━━ Entries

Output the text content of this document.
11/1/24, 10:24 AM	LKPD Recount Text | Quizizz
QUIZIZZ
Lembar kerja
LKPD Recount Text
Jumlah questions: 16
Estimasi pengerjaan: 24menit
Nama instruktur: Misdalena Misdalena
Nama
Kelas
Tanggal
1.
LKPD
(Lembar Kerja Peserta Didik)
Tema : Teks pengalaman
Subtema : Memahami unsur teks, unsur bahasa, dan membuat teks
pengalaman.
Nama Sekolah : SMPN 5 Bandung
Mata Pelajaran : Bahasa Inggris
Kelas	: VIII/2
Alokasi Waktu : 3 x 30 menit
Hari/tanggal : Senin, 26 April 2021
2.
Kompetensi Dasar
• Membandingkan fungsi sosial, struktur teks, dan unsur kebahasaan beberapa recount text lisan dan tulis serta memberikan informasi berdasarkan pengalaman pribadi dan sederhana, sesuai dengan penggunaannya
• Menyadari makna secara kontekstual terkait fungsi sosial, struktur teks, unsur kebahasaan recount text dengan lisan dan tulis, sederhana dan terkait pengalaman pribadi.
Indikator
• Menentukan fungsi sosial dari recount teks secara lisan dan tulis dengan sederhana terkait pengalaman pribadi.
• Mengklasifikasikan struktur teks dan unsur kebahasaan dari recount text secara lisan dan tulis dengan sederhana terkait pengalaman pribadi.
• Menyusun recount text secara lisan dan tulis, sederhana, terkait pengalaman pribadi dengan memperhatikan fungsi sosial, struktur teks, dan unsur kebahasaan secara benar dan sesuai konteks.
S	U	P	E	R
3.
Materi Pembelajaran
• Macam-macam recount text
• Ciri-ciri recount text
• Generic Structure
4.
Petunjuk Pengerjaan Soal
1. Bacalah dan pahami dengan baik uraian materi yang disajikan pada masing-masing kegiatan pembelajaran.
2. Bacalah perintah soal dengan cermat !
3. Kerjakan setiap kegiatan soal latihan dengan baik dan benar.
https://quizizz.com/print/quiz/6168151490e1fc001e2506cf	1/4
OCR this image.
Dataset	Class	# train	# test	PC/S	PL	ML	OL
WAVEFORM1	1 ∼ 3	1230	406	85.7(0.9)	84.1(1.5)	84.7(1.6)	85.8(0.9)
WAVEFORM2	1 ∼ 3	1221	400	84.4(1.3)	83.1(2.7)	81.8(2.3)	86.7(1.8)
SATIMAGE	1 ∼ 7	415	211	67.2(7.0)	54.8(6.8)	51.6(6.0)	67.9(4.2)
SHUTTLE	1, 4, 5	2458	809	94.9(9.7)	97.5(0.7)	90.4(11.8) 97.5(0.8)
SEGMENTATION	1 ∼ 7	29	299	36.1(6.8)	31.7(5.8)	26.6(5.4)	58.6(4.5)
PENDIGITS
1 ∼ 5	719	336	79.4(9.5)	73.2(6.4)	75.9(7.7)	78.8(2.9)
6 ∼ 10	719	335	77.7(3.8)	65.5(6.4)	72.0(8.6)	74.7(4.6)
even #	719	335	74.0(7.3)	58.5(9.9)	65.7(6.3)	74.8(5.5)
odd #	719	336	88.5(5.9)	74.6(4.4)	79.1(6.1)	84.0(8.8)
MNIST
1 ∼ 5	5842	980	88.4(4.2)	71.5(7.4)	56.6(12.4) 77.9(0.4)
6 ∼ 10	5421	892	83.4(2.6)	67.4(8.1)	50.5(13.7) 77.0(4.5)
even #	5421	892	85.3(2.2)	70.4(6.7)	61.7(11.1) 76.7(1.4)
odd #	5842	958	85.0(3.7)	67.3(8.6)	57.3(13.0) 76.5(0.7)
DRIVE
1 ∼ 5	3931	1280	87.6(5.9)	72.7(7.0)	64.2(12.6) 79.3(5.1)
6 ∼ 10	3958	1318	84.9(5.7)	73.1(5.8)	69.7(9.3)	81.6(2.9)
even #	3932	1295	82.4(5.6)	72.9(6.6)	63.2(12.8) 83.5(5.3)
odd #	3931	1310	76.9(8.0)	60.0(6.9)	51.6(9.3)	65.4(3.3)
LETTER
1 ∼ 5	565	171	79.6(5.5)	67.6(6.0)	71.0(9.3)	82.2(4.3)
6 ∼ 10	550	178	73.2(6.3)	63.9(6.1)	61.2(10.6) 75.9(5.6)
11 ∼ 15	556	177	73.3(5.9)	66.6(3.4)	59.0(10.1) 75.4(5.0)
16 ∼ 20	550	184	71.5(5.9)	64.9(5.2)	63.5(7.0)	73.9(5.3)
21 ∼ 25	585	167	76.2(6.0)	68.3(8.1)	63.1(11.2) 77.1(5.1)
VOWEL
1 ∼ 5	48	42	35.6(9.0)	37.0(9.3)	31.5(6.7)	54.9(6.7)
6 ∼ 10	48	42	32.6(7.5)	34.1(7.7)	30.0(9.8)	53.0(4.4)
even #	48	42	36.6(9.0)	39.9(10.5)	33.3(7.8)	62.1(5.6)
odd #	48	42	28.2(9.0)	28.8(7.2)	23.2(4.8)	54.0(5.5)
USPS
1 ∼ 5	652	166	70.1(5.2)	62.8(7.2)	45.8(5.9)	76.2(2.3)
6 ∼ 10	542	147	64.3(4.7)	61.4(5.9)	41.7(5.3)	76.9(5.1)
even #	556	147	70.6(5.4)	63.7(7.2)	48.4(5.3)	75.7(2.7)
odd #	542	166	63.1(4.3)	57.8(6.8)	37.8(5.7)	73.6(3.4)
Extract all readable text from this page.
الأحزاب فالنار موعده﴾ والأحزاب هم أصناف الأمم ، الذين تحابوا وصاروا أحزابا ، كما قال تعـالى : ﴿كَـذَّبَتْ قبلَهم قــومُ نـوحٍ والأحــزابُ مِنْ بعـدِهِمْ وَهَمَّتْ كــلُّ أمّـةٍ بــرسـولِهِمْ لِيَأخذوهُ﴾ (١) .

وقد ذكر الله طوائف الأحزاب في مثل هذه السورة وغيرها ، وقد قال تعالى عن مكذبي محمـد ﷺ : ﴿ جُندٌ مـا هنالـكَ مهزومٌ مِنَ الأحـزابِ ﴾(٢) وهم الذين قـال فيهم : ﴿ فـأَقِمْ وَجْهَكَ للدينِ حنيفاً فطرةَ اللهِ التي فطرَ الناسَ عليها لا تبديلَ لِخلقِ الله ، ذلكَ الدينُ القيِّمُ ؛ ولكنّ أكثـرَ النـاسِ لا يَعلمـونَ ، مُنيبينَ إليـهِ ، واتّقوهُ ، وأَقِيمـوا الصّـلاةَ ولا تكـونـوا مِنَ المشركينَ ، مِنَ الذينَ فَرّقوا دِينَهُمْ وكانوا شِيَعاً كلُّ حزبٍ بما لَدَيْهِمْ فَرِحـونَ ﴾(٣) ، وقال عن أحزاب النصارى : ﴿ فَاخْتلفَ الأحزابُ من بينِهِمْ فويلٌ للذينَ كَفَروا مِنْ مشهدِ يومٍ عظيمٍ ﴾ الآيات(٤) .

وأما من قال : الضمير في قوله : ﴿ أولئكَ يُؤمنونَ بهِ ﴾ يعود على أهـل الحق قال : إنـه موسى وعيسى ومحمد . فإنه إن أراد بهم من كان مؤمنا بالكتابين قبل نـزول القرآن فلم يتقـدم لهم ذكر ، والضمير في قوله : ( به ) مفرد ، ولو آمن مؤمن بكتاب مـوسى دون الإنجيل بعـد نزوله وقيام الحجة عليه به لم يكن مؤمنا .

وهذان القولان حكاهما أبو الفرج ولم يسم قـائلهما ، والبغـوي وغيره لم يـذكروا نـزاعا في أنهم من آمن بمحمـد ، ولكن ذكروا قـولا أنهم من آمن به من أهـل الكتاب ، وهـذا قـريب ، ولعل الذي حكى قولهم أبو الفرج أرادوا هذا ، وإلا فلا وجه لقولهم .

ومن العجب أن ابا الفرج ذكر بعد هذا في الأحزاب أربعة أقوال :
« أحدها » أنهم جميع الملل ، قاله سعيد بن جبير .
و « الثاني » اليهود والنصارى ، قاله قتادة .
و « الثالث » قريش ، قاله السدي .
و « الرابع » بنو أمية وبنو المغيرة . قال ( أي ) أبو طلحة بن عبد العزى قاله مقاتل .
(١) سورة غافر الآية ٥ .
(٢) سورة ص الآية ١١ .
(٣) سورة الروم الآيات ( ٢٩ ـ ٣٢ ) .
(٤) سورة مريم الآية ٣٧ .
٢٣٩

━━━━

Direction -
Filter lines by "Lembar" and return each hit.

Exercise result -
Lembar kerja
(Lembar Kerja Peserta Didik)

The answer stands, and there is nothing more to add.